TASK STATEMENT → Look for the string "Meyer" and copy every line that has it.

EXTRACTED INFORMATION →

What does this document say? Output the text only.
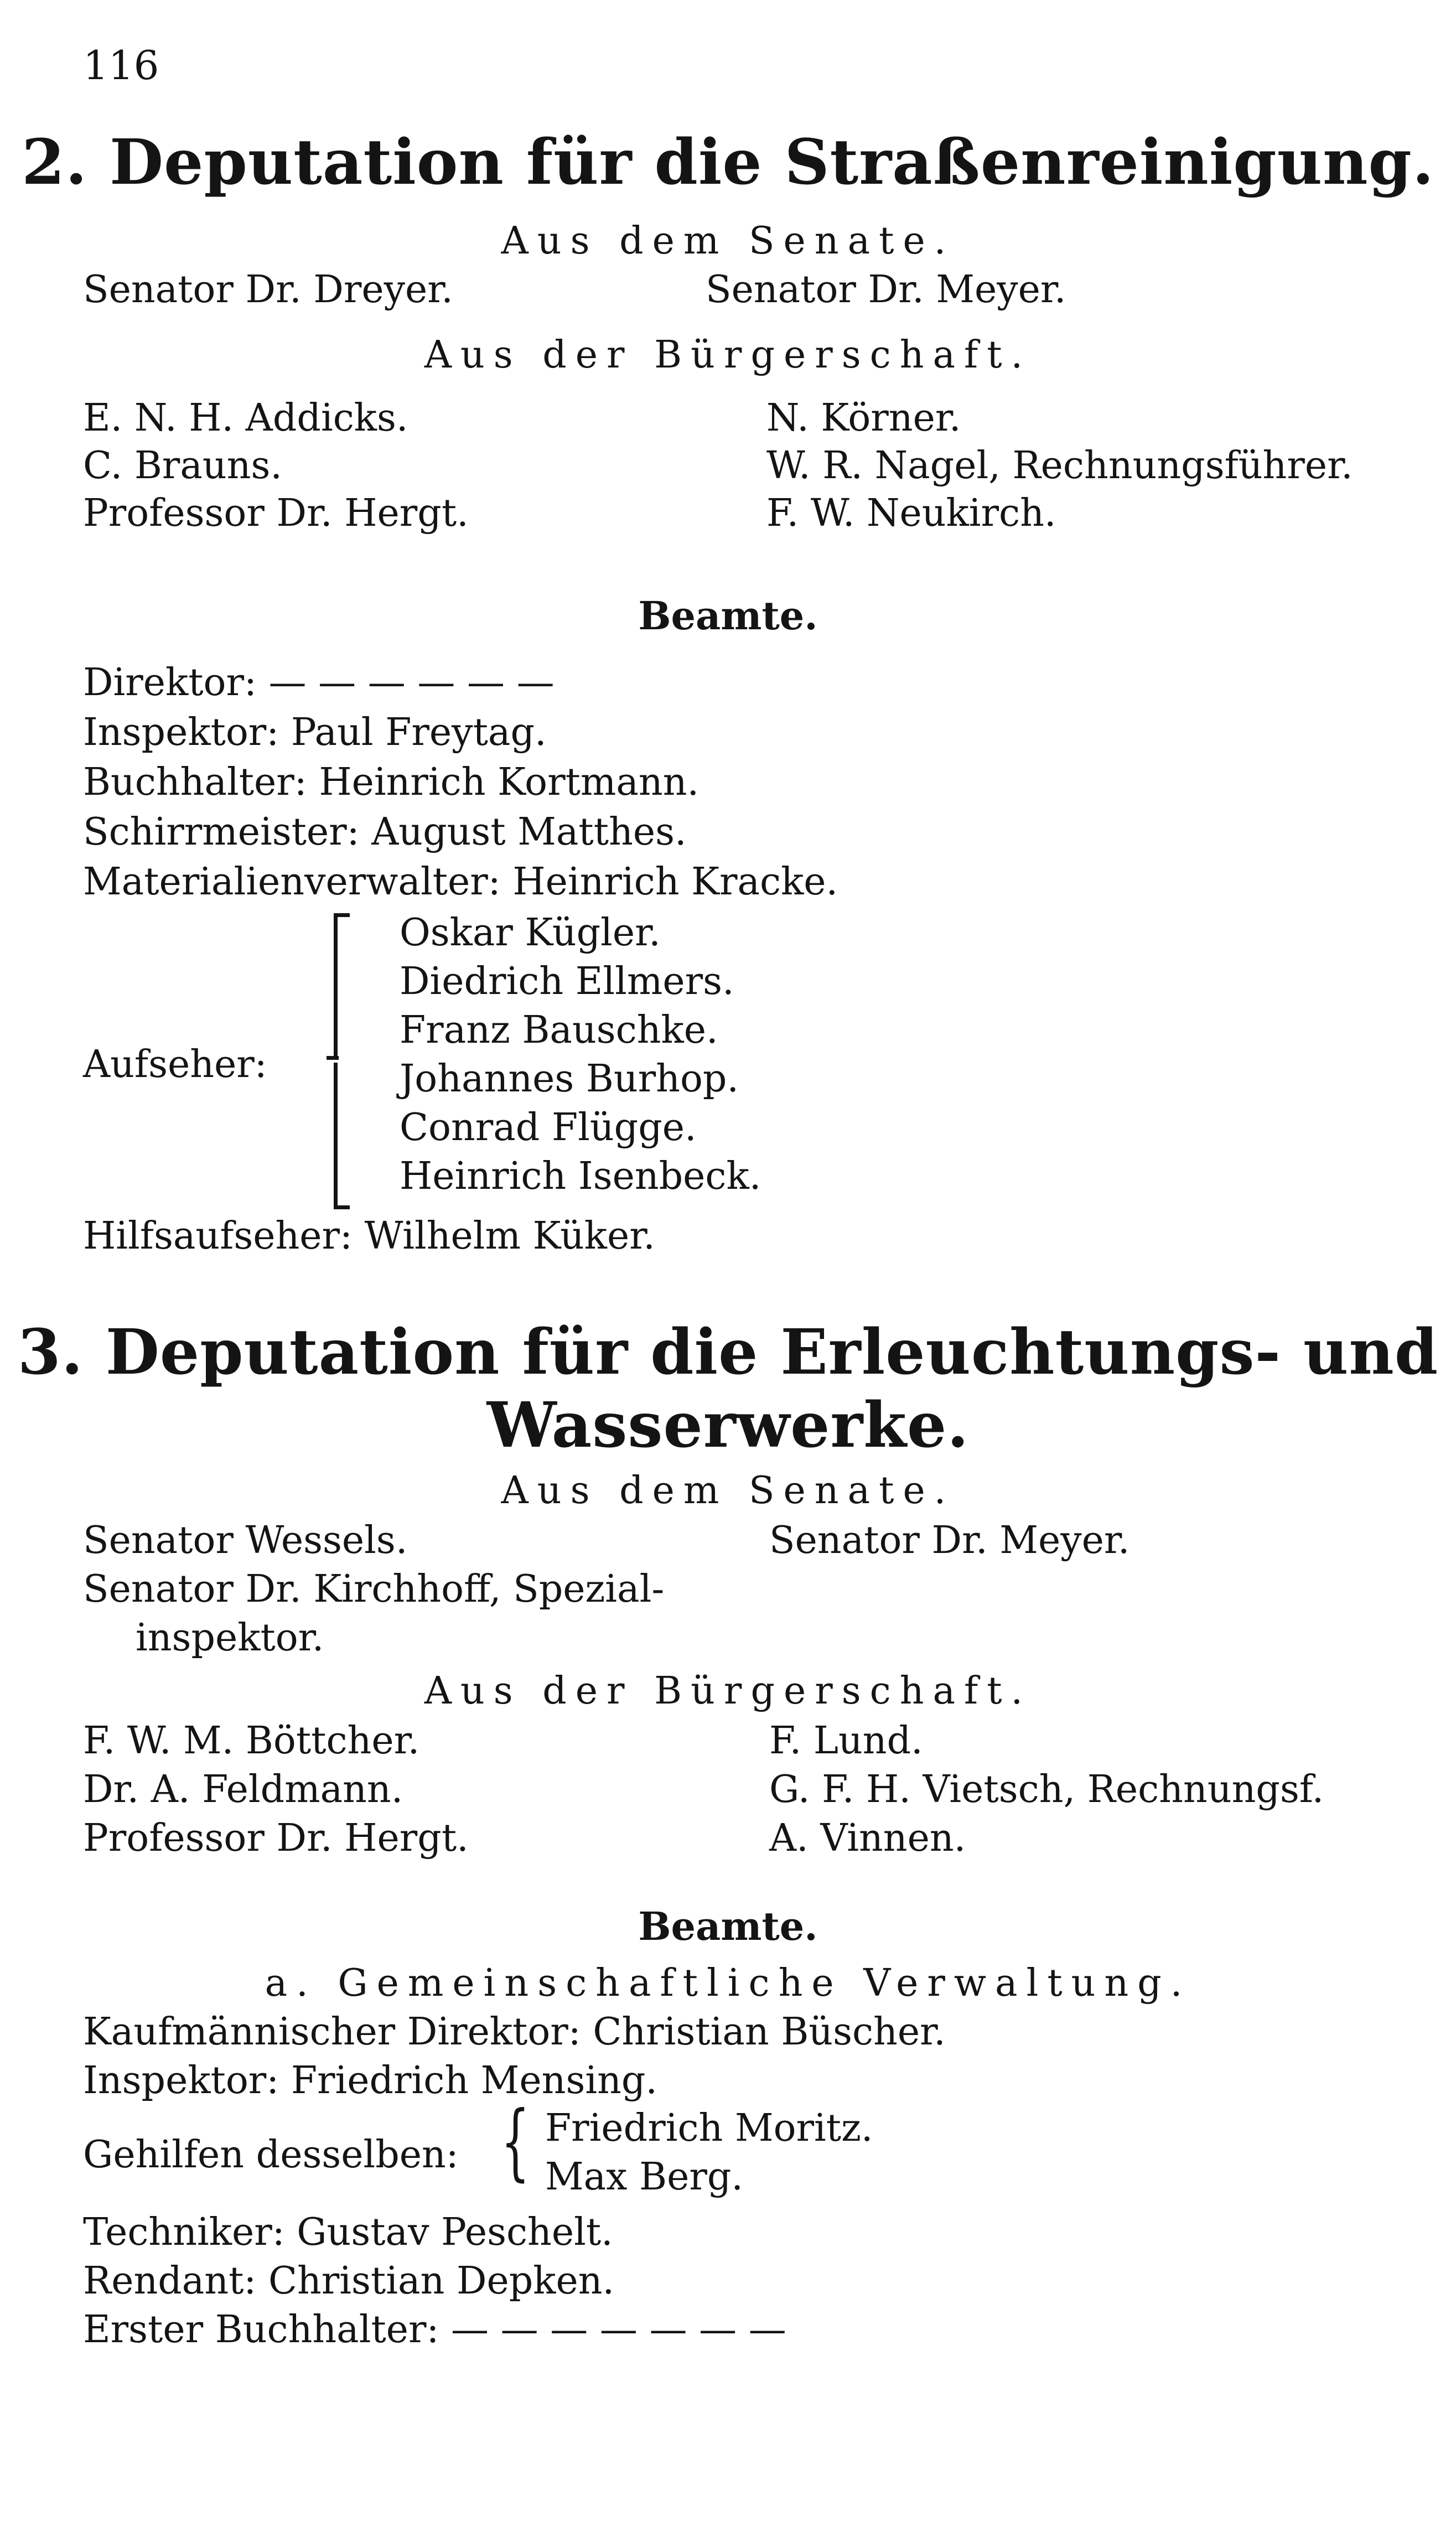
116
2. Deputation für die Straßenreinigung.
Aus dem Senate.
Senator Dr. Dreyer.	Senator Dr. Meyer.
Aus der Bürgerschaft.
E. N. H. Addicks.
C. Brauns.
Professor Dr. Hergt.
N. Körner.
W. R. Nagel, Rechnungsführer.
F. W. Neukirch.
Beamte.
Direktor: — — — — — —
Inspektor: Paul Freytag.
Buchhalter: Heinrich Kortmann.
Schirrmeister: August Matthes.
Materialienverwalter: Heinrich Kracke.
Aufseher:
Oskar Kügler.
Diedrich Ellmers.
Franz Bauschke.
Johannes Burhop.
Conrad Flügge.
Heinrich Isenbeck.
Hilfsaufseher: Wilhelm Küker.
3. Deputation für die Erleuchtungs- und
Wasserwerke.
Aus dem Senate.
Senator Wessels.	Senator Dr. Meyer.
Senator Dr. Kirchhoff, Spezial-
inspektor.
Aus der Bürgerschaft.
F. W. M. Böttcher.
Dr. A. Feldmann.
Professor Dr. Hergt.
F. Lund.
G. F. H. Vietsch, Rechnungsf.
A. Vinnen.
Beamte.
a. Gemeinschaftliche Verwaltung.
Kaufmännischer Direktor: Christian Büscher.
Inspektor: Friedrich Mensing.
Gehilfen desselben: { Friedrich Moritz.
Max Berg.
Techniker: Gustav Peschelt.
Rendant: Christian Depken.
Erster Buchhalter: — — — — — — —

FULL OUTPUT →
Senator Dr. Dreyer.	Senator Dr. Meyer.
Senator Wessels.	Senator Dr. Meyer.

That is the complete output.